◆ TASK INSTRUCTIONS
Write out the entries again exactly as they are given.

◆ ROWS

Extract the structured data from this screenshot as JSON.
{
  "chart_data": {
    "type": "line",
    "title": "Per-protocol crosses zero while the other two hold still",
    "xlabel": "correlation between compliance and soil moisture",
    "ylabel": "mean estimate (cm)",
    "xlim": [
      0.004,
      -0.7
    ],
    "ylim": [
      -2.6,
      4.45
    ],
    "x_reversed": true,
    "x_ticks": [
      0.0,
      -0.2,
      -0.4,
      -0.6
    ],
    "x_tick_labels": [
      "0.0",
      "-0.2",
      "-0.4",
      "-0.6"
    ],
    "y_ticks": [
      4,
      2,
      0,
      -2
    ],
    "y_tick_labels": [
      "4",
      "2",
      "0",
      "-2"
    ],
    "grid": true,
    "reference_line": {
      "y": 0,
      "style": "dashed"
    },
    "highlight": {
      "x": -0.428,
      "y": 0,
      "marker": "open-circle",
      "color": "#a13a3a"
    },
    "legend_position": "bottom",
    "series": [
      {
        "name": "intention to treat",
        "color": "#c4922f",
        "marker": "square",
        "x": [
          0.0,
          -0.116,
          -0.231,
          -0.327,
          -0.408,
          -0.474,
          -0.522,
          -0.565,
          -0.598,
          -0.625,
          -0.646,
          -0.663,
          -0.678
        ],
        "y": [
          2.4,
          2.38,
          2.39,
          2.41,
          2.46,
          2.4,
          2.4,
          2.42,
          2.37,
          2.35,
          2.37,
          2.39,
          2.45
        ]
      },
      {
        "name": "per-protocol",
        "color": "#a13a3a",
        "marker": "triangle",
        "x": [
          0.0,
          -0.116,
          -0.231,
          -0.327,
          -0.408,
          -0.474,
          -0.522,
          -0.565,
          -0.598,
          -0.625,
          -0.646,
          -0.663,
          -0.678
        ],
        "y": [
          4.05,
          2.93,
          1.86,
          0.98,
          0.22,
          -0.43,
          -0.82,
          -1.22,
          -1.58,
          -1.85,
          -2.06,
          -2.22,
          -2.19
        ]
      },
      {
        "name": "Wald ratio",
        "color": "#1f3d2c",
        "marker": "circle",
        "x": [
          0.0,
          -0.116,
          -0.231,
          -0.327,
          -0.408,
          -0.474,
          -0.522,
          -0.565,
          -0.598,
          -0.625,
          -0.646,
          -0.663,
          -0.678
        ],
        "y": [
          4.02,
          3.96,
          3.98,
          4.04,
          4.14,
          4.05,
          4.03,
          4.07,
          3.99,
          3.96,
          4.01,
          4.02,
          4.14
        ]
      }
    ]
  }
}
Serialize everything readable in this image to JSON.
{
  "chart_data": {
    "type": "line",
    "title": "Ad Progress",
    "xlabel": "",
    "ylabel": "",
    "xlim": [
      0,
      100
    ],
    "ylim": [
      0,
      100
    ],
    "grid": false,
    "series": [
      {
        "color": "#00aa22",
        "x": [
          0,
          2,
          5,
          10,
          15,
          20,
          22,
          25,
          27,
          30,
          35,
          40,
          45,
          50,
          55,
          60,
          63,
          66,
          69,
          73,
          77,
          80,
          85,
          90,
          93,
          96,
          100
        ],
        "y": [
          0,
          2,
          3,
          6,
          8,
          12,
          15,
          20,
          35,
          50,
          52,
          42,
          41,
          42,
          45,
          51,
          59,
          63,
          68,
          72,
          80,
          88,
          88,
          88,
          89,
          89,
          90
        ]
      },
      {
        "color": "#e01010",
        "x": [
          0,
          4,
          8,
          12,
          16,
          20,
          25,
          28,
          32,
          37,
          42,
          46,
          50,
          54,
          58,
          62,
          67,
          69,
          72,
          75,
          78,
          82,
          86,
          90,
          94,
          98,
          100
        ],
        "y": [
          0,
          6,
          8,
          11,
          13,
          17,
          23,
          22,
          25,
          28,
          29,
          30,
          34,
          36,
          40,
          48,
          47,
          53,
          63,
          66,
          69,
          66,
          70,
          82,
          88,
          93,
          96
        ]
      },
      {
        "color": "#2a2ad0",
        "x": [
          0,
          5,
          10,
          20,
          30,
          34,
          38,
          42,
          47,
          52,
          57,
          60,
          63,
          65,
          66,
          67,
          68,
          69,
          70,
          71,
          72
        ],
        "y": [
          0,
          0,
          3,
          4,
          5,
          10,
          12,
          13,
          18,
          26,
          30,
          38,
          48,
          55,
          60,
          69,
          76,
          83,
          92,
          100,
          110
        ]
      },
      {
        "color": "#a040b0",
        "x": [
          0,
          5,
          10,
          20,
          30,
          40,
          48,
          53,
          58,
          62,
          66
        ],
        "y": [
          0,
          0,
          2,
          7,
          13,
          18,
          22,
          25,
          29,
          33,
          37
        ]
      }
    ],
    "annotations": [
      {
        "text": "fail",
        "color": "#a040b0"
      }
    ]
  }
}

◆ EXERCISE SOLUTION
Extract the structured data from this screenshot as JSON.
{
  "chart_data": {
    "type": "line",
    "title": "Per-protocol crosses zero while the other two hold still",
    "xlabel": "correlation between compliance and soil moisture",
    "ylabel": "mean estimate (cm)",
    "xlim": [
      0.004,
      -0.7
    ],
    "ylim": [
      -2.6,
      4.45
    ],
    "x_reversed": true,
    "x_ticks": [
      0.0,
      -0.2,
      -0.4,
      -0.6
    ],
    "x_tick_labels": [
      "0.0",
      "-0.2",
      "-0.4",
      "-0.6"
    ],
    "y_ticks": [
      4,
      2,
      0,
      -2
    ],
    "y_tick_labels": [
      "4",
      "2",
      "0",
      "-2"
    ],
    "grid": true,
    "reference_line": {
      "y": 0,
      "style": "dashed"
    },
    "highlight": {
      "x": -0.428,
      "y": 0,
      "marker": "open-circle",
      "color": "#a13a3a"
    },
    "legend_position": "bottom",
    "series": [
      {
        "name": "intention to treat",
        "color": "#c4922f",
        "marker": "square",
        "x": [
          0.0,
          -0.116,
          -0.231,
          -0.327,
          -0.408,
          -0.474,
          -0.522,
          -0.565,
          -0.598,
          -0.625,
          -0.646,
          -0.663,
          -0.678
        ],
        "y": [
          2.4,
          2.38,
          2.39,
          2.41,
          2.46,
          2.4,
          2.4,
          2.42,
          2.37,
          2.35,
          2.37,
          2.39,
          2.45
        ]
      },
      {
        "name": "per-protocol",
        "color": "#a13a3a",
        "marker": "triangle",
        "x": [
          0.0,
          -0.116,
          -0.231,
          -0.327,
          -0.408,
          -0.474,
          -0.522,
          -0.565,
          -0.598,
          -0.625,
          -0.646,
          -0.663,
          -0.678
        ],
        "y": [
          4.05,
          2.93,
          1.86,
          0.98,
          0.22,
          -0.43,
          -0.82,
          -1.22,
          -1.58,
          -1.85,
          -2.06,
          -2.22,
          -2.19
        ]
      },
      {
        "name": "Wald ratio",
        "color": "#1f3d2c",
        "marker": "circle",
        "x": [
          0.0,
          -0.116,
          -0.231,
          -0.327,
          -0.408,
          -0.474,
          -0.522,
          -0.565,
          -0.598,
          -0.625,
          -0.646,
          -0.663,
          -0.678
        ],
        "y": [
          4.02,
          3.96,
          3.98,
          4.04,
          4.14,
          4.05,
          4.03,
          4.07,
          3.99,
          3.96,
          4.01,
          4.02,
          4.14
        ]
      }
    ]
  }
}
Serialize everything readable in this image to JSON.
{
  "chart_data": {
    "type": "line",
    "title": "Ad Progress",
    "xlabel": "",
    "ylabel": "",
    "xlim": [
      0,
      100
    ],
    "ylim": [
      0,
      100
    ],
    "grid": false,
    "series": [
      {
        "color": "#00aa22",
        "x": [
          0,
          2,
          5,
          10,
          15,
          20,
          22,
          25,
          27,
          30,
          35,
          40,
          45,
          50,
          55,
          60,
          63,
          66,
          69,
          73,
          77,
          80,
          85,
          90,
          93,
          96,
          100
        ],
        "y": [
          0,
          2,
          3,
          6,
          8,
          12,
          15,
          20,
          35,
          50,
          52,
          42,
          41,
          42,
          45,
          51,
          59,
          63,
          68,
          72,
          80,
          88,
          88,
          88,
          89,
          89,
          90
        ]
      },
      {
        "color": "#e01010",
        "x": [
          0,
          4,
          8,
          12,
          16,
          20,
          25,
          28,
          32,
          37,
          42,
          46,
          50,
          54,
          58,
          62,
          67,
          69,
          72,
          75,
          78,
          82,
          86,
          90,
          94,
          98,
          100
        ],
        "y": [
          0,
          6,
          8,
          11,
          13,
          17,
          23,
          22,
          25,
          28,
          29,
          30,
          34,
          36,
          40,
          48,
          47,
          53,
          63,
          66,
          69,
          66,
          70,
          82,
          88,
          93,
          96
        ]
      },
      {
        "color": "#2a2ad0",
        "x": [
          0,
          5,
          10,
          20,
          30,
          34,
          38,
          42,
          47,
          52,
          57,
          60,
          63,
          65,
          66,
          67,
          68,
          69,
          70,
          71,
          72
        ],
        "y": [
          0,
          0,
          3,
          4,
          5,
          10,
          12,
          13,
          18,
          26,
          30,
          38,
          48,
          55,
          60,
          69,
          76,
          83,
          92,
          100,
          110
        ]
      },
      {
        "color": "#a040b0",
        "x": [
          0,
          5,
          10,
          20,
          30,
          40,
          48,
          53,
          58,
          62,
          66
        ],
        "y": [
          0,
          0,
          2,
          7,
          13,
          18,
          22,
          25,
          29,
          33,
          37
        ]
      }
    ],
    "annotations": [
      {
        "text": "fail",
        "color": "#a040b0"
      }
    ]
  }
}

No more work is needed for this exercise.